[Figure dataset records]
□ □ □ □ □
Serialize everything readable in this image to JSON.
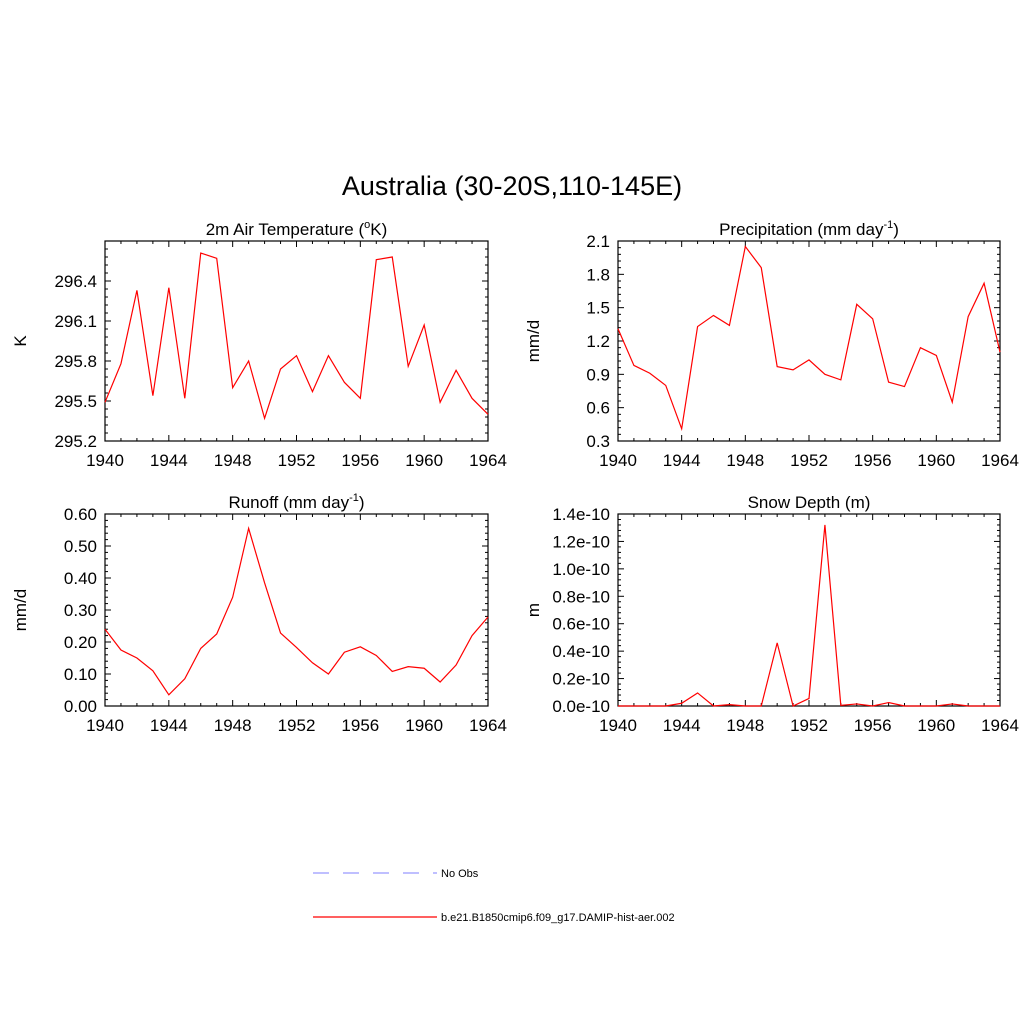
{
  "title": "Australia (30-20S,110-145E)",
  "colors": {
    "series": "#ff0000",
    "obs": "#9999ff",
    "axis": "#000000"
  },
  "legend": [
    {
      "label": "No Obs",
      "style": "dashed",
      "color": "#9999ff"
    },
    {
      "label": "b.e21.B1850cmip6.f09_g17.DAMIP-hist-aer.002",
      "style": "solid",
      "color": "#ff0000"
    }
  ],
  "chart_data": [
    {
      "type": "line",
      "title_main": "2m Air Temperature (",
      "title_sup": "o",
      "title_tail": "K)",
      "ylabel": "K",
      "xlim": [
        1940,
        1964
      ],
      "ylim": [
        295.2,
        296.7
      ],
      "xticks": [
        1940,
        1944,
        1948,
        1952,
        1956,
        1960,
        1964
      ],
      "yticks": [
        295.2,
        295.5,
        295.8,
        296.1,
        296.4
      ],
      "ytick_labels": [
        "295.2",
        "295.5",
        "295.8",
        "296.1",
        "296.4"
      ],
      "x": [
        1940,
        1941,
        1942,
        1943,
        1944,
        1945,
        1946,
        1947,
        1948,
        1949,
        1950,
        1951,
        1952,
        1953,
        1954,
        1955,
        1956,
        1957,
        1958,
        1959,
        1960,
        1961,
        1962,
        1963,
        1964
      ],
      "series": [
        {
          "values": [
            295.49,
            295.78,
            296.33,
            295.54,
            296.35,
            295.52,
            296.61,
            296.57,
            295.6,
            295.8,
            295.37,
            295.74,
            295.84,
            295.57,
            295.84,
            295.64,
            295.52,
            296.56,
            296.58,
            295.76,
            296.07,
            295.49,
            295.73,
            295.52,
            295.4
          ]
        }
      ]
    },
    {
      "type": "line",
      "title_main": "Precipitation (mm day",
      "title_sup": "-1",
      "title_tail": ")",
      "ylabel": "mm/d",
      "xlim": [
        1940,
        1964
      ],
      "ylim": [
        0.3,
        2.1
      ],
      "xticks": [
        1940,
        1944,
        1948,
        1952,
        1956,
        1960,
        1964
      ],
      "yticks": [
        0.3,
        0.6,
        0.9,
        1.2,
        1.5,
        1.8,
        2.1
      ],
      "ytick_labels": [
        "0.3",
        "0.6",
        "0.9",
        "1.2",
        "1.5",
        "1.8",
        "2.1"
      ],
      "x": [
        1940,
        1941,
        1942,
        1943,
        1944,
        1945,
        1946,
        1947,
        1948,
        1949,
        1950,
        1951,
        1952,
        1953,
        1954,
        1955,
        1956,
        1957,
        1958,
        1959,
        1960,
        1961,
        1962,
        1963,
        1964
      ],
      "series": [
        {
          "values": [
            1.31,
            0.98,
            0.91,
            0.8,
            0.41,
            1.33,
            1.43,
            1.34,
            2.05,
            1.86,
            0.97,
            0.94,
            1.03,
            0.9,
            0.85,
            1.53,
            1.4,
            0.83,
            0.79,
            1.14,
            1.07,
            0.65,
            1.42,
            1.72,
            1.1
          ]
        }
      ]
    },
    {
      "type": "line",
      "title_main": "Runoff (mm day",
      "title_sup": "-1",
      "title_tail": ")",
      "ylabel": "mm/d",
      "xlim": [
        1940,
        1964
      ],
      "ylim": [
        0.0,
        0.6
      ],
      "xticks": [
        1940,
        1944,
        1948,
        1952,
        1956,
        1960,
        1964
      ],
      "yticks": [
        0.0,
        0.1,
        0.2,
        0.3,
        0.4,
        0.5,
        0.6
      ],
      "ytick_labels": [
        "0.00",
        "0.10",
        "0.20",
        "0.30",
        "0.40",
        "0.50",
        "0.60"
      ],
      "x": [
        1940,
        1941,
        1942,
        1943,
        1944,
        1945,
        1946,
        1947,
        1948,
        1949,
        1950,
        1951,
        1952,
        1953,
        1954,
        1955,
        1956,
        1957,
        1958,
        1959,
        1960,
        1961,
        1962,
        1963,
        1964
      ],
      "series": [
        {
          "values": [
            0.24,
            0.175,
            0.15,
            0.11,
            0.035,
            0.085,
            0.18,
            0.225,
            0.34,
            0.555,
            0.385,
            0.228,
            0.183,
            0.135,
            0.1,
            0.168,
            0.185,
            0.158,
            0.108,
            0.123,
            0.118,
            0.075,
            0.128,
            0.22,
            0.278
          ]
        }
      ]
    },
    {
      "type": "line",
      "title_main": "Snow Depth (m)",
      "title_sup": "",
      "title_tail": "",
      "ylabel": "m",
      "xlim": [
        1940,
        1964
      ],
      "ylim": [
        0,
        1.4e-10
      ],
      "xticks": [
        1940,
        1944,
        1948,
        1952,
        1956,
        1960,
        1964
      ],
      "yticks": [
        0,
        2e-11,
        4e-11,
        6e-11,
        8e-11,
        1e-10,
        1.2e-10,
        1.4e-10
      ],
      "ytick_labels": [
        "0.0e-10",
        "0.2e-10",
        "0.4e-10",
        "0.6e-10",
        "0.8e-10",
        "1.0e-10",
        "1.2e-10",
        "1.4e-10"
      ],
      "x": [
        1940,
        1941,
        1942,
        1943,
        1944,
        1945,
        1946,
        1947,
        1948,
        1949,
        1950,
        1951,
        1952,
        1953,
        1954,
        1955,
        1956,
        1957,
        1958,
        1959,
        1960,
        1961,
        1962,
        1963,
        1964
      ],
      "series": [
        {
          "values": [
            0,
            0,
            0,
            0,
            2e-12,
            9.5e-12,
            0,
            1e-12,
            0,
            0,
            4.6e-11,
            0,
            5.5e-12,
            1.32e-10,
            5e-13,
            1.5e-12,
            0,
            2.5e-12,
            0,
            0,
            0,
            1.5e-12,
            0,
            0,
            0
          ]
        }
      ]
    }
  ]
}
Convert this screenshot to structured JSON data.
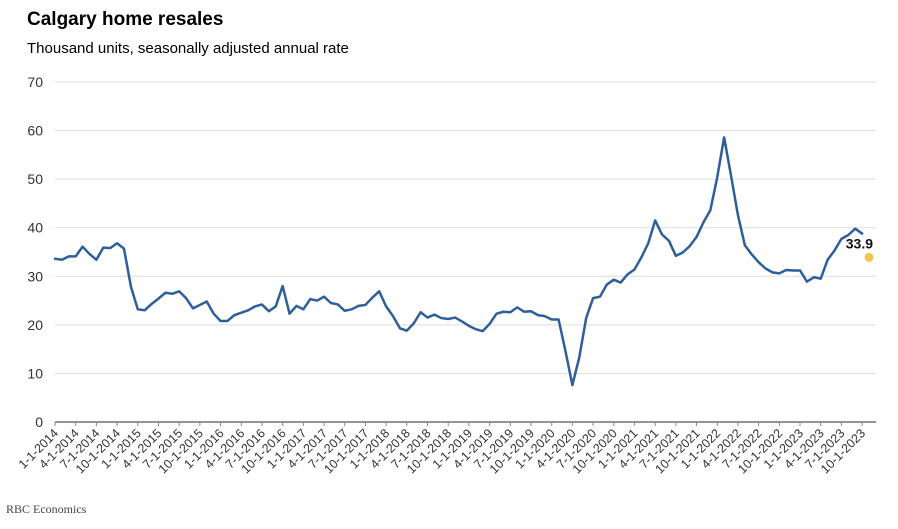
{
  "header": {
    "title": "Calgary home resales",
    "subtitle": "Thousand units, seasonally adjusted annual rate"
  },
  "footer": {
    "source": "RBC Economics"
  },
  "colors": {
    "line": "#2e5f9b",
    "marker": "#f3c54e",
    "grid": "#dddddd"
  },
  "chart_data": {
    "type": "line",
    "title": "Calgary home resales",
    "subtitle": "Thousand units, seasonally adjusted annual rate",
    "xlabel": "",
    "ylabel": "",
    "ylim": [
      0,
      70
    ],
    "yticks": [
      0,
      10,
      20,
      30,
      40,
      50,
      60,
      70
    ],
    "grid": true,
    "legend": "none",
    "x_tick_labels": [
      "1-1-2014",
      "4-1-2014",
      "7-1-2014",
      "10-1-2014",
      "1-1-2015",
      "4-1-2015",
      "7-1-2015",
      "10-1-2015",
      "1-1-2016",
      "4-1-2016",
      "7-1-2016",
      "10-1-2016",
      "1-1-2017",
      "4-1-2017",
      "7-1-2017",
      "10-1-2017",
      "1-1-2018",
      "4-1-2018",
      "7-1-2018",
      "10-1-2018",
      "1-1-2019",
      "4-1-2019",
      "7-1-2019",
      "10-1-2019",
      "1-1-2020",
      "4-1-2020",
      "7-1-2020",
      "10-1-2020",
      "1-1-2021",
      "4-1-2021",
      "7-1-2021",
      "10-1-2021",
      "1-1-2022",
      "4-1-2022",
      "7-1-2022",
      "10-1-2022",
      "1-1-2023",
      "4-1-2023",
      "7-1-2023",
      "10-1-2023"
    ],
    "series": [
      {
        "values": [
          33.6,
          33.4,
          34.1,
          34.1,
          36.1,
          34.6,
          33.4,
          35.9,
          35.8,
          36.8,
          35.7,
          27.9,
          23.2,
          23.0,
          24.3,
          25.4,
          26.6,
          26.4,
          26.9,
          25.5,
          23.4,
          24.1,
          24.8,
          22.3,
          20.8,
          20.8,
          22.0,
          22.5,
          23.0,
          23.8,
          24.2,
          22.8,
          23.8,
          28.0,
          22.3,
          23.9,
          23.2,
          25.3,
          25.0,
          25.8,
          24.5,
          24.2,
          22.9,
          23.2,
          23.9,
          24.1,
          25.6,
          26.9,
          23.8,
          21.8,
          19.3,
          18.8,
          20.3,
          22.6,
          21.5,
          22.1,
          21.4,
          21.2,
          21.5,
          20.7,
          19.8,
          19.1,
          18.7,
          20.2,
          22.3,
          22.7,
          22.6,
          23.6,
          22.7,
          22.8,
          22.0,
          21.8,
          21.1,
          21.1,
          14.6,
          7.6,
          13.3,
          21.4,
          25.5,
          25.8,
          28.3,
          29.3,
          28.7,
          30.4,
          31.4,
          33.9,
          36.8,
          41.5,
          38.6,
          37.3,
          34.2,
          34.9,
          36.2,
          38.1,
          41.1,
          43.6,
          50.4,
          58.6,
          50.7,
          42.6,
          36.4,
          34.5,
          32.9,
          31.6,
          30.8,
          30.6,
          31.3,
          31.2,
          31.2,
          28.9,
          29.8,
          29.5,
          33.4,
          35.3,
          37.7,
          38.5,
          39.8,
          38.8,
          33.9
        ]
      }
    ],
    "last_value_label": "33.9"
  }
}
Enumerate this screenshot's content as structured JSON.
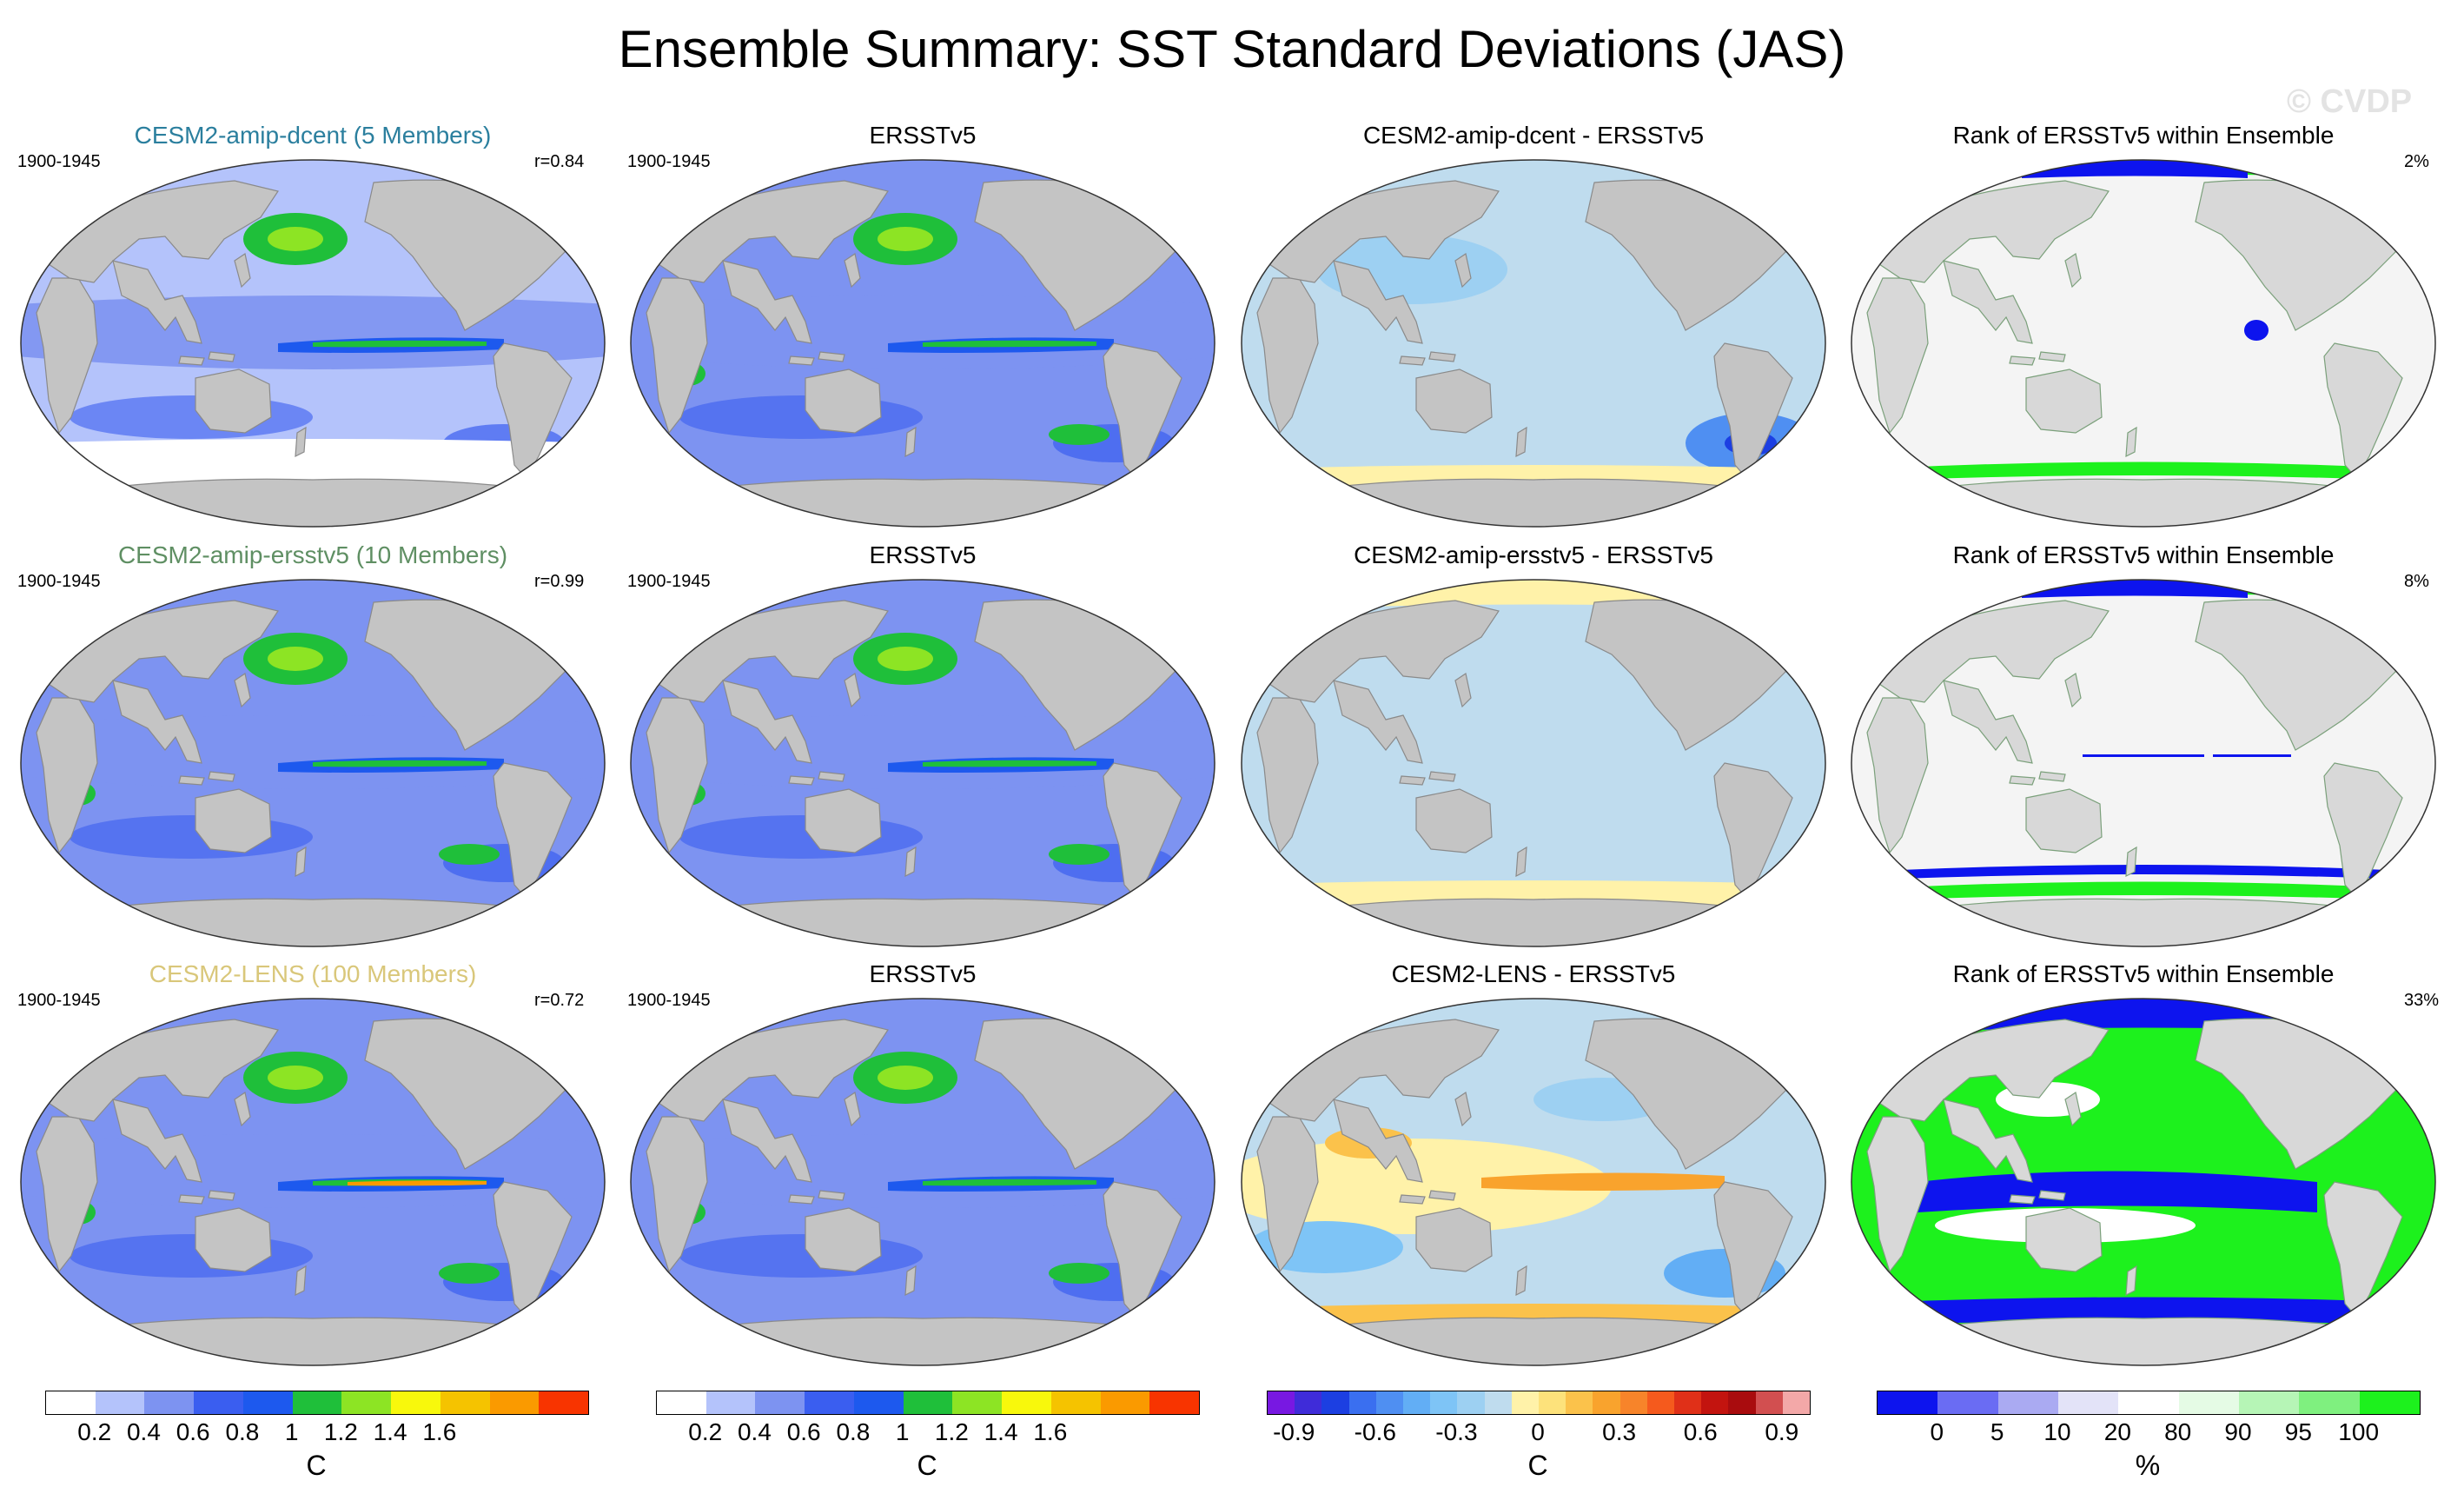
{
  "title": "Ensemble Summary: SST Standard Deviations (JAS)",
  "watermark": "© CVDP",
  "rows": [
    {
      "model": {
        "title": "CESM2-amip-dcent (5 Members)",
        "title_color": "#2b7f9e",
        "period": "1900-1945",
        "r": "r=0.84"
      },
      "obs": {
        "title": "ERSSTv5",
        "period": "1900-1945"
      },
      "diff": {
        "title": "CESM2-amip-dcent - ERSSTv5"
      },
      "rank": {
        "title": "Rank of ERSSTv5 within Ensemble",
        "pct": "2%"
      }
    },
    {
      "model": {
        "title": "CESM2-amip-ersstv5 (10 Members)",
        "title_color": "#5f8f63",
        "period": "1900-1945",
        "r": "r=0.99"
      },
      "obs": {
        "title": "ERSSTv5",
        "period": "1900-1945"
      },
      "diff": {
        "title": "CESM2-amip-ersstv5 - ERSSTv5"
      },
      "rank": {
        "title": "Rank of ERSSTv5 within Ensemble",
        "pct": "8%"
      }
    },
    {
      "model": {
        "title": "CESM2-LENS (100 Members)",
        "title_color": "#d9c77a",
        "period": "1900-1945",
        "r": "r=0.72"
      },
      "obs": {
        "title": "ERSSTv5",
        "period": "1900-1945"
      },
      "diff": {
        "title": "CESM2-LENS - ERSSTv5"
      },
      "rank": {
        "title": "Rank of ERSSTv5 within Ensemble",
        "pct": "33%"
      }
    }
  ],
  "colorbars": {
    "sd": {
      "colors": [
        "#ffffff",
        "#b4c3fb",
        "#7d93f1",
        "#3a5ef0",
        "#1d59ee",
        "#1fbf3a",
        "#8de424",
        "#f8f80c",
        "#f5c300",
        "#fa9a00",
        "#f83400"
      ],
      "ticks": [
        "0.2",
        "0.4",
        "0.6",
        "0.8",
        "1",
        "1.2",
        "1.4",
        "1.6"
      ],
      "unit": "C"
    },
    "diff": {
      "colors": [
        "#7818e2",
        "#3f2cd9",
        "#1c3fe2",
        "#3a6ff0",
        "#4f8ff2",
        "#62aef5",
        "#7ec4f6",
        "#9dd0f2",
        "#bfdcee",
        "#fff2a9",
        "#fde27b",
        "#fbc24b",
        "#f9a32d",
        "#f7842a",
        "#f55a1d",
        "#e03018",
        "#c3140f",
        "#a90c0e",
        "#d24f50",
        "#f3a8a8"
      ],
      "ticks": [
        "-0.9",
        "-0.6",
        "-0.3",
        "0",
        "0.3",
        "0.6",
        "0.9"
      ],
      "unit": "C"
    },
    "rank": {
      "colors": [
        "#0d14ee",
        "#6a6cf3",
        "#aaaaf2",
        "#e3e3f8",
        "#ffffff",
        "#e5fbe5",
        "#b6f5b6",
        "#7ff07f",
        "#1df11d"
      ],
      "ticks": [
        "0",
        "5",
        "10",
        "20",
        "80",
        "90",
        "95",
        "100"
      ],
      "unit": "%"
    }
  }
}
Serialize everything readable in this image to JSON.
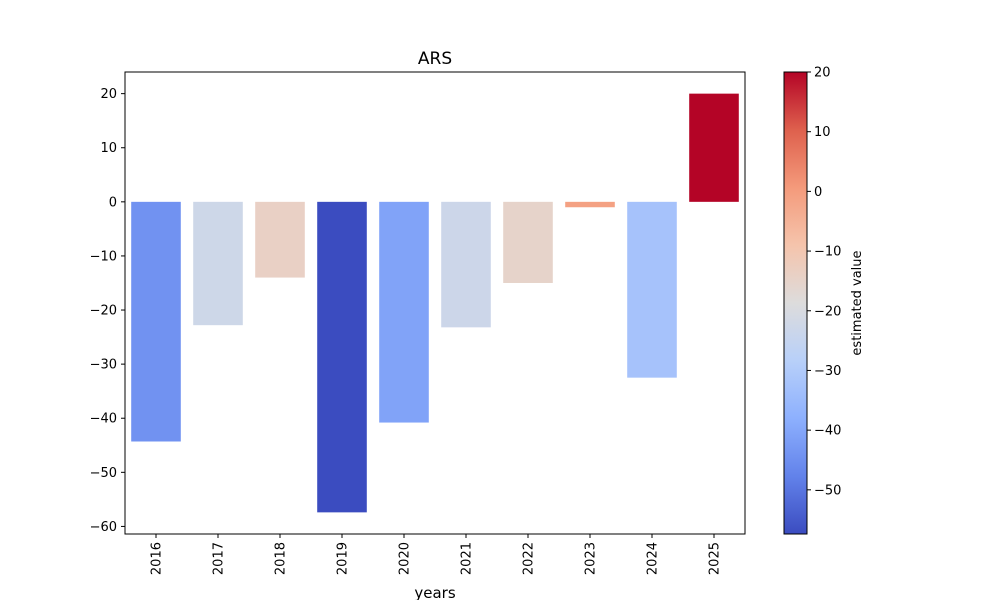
□ □ □ □ □
Search the data for the string "this". List each line that has it.

> _SOLUTION BELOW_:
Serialize everything readable in this image to JSON.
Convert this screenshot to structured JSON data.
Enumerate this screenshot's content as structured JSON.
Serialize everything readable in this image to JSON.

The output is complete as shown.